What to do: Search the material for the word "this" and report each line where it turns up.

(Records from a dataset)

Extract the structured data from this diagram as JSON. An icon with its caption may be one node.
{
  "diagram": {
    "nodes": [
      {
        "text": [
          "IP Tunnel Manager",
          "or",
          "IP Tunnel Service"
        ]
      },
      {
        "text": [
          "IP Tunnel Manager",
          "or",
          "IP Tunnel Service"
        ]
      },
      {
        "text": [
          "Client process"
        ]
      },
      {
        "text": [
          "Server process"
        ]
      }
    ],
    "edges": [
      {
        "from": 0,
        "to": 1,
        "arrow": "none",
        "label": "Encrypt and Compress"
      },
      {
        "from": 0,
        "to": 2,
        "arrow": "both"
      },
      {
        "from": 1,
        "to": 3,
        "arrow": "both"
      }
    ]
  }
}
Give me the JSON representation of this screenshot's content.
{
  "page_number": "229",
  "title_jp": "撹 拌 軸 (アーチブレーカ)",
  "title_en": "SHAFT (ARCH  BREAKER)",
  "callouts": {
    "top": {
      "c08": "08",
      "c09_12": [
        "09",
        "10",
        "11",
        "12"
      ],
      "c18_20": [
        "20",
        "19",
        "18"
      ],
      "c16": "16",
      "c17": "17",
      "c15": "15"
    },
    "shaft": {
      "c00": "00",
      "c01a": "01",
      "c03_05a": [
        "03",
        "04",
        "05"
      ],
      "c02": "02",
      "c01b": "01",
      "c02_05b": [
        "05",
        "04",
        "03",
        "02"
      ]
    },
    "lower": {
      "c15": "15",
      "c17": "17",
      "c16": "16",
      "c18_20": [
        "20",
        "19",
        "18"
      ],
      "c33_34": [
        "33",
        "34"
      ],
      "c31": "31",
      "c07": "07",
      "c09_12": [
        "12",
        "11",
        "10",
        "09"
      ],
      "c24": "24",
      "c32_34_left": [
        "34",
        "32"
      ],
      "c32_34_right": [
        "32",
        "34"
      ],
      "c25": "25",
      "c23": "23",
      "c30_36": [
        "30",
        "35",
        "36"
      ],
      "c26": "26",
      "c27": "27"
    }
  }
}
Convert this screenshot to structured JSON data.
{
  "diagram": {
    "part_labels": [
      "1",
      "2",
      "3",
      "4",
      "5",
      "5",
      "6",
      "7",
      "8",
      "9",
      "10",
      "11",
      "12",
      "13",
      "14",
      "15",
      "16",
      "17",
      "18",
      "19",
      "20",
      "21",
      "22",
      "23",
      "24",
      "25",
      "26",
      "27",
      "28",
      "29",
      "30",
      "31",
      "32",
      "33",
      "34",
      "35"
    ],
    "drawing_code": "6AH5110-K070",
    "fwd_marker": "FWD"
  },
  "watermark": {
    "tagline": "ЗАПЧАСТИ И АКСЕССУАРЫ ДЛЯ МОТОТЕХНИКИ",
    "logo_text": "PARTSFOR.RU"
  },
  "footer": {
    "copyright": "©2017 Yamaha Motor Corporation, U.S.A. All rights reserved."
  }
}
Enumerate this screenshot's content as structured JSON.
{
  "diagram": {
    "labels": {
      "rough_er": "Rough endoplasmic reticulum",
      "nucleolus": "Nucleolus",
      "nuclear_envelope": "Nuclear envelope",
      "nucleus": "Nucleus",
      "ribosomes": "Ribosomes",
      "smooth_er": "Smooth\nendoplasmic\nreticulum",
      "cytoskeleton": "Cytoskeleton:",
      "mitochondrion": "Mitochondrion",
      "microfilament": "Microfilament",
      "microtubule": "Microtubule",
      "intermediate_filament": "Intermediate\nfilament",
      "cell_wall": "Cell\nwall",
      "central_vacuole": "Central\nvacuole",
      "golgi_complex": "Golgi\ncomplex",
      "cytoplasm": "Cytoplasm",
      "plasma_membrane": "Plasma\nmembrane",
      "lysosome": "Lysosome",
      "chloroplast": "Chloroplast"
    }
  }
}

Exercise solution:
Extract the structured data from this diagram as JSON. An icon with its caption may be one node.
Give me the JSON representation of this screenshot's content.
Convert this screenshot to structured JSON data.
Enumerate this screenshot's content as structured JSON.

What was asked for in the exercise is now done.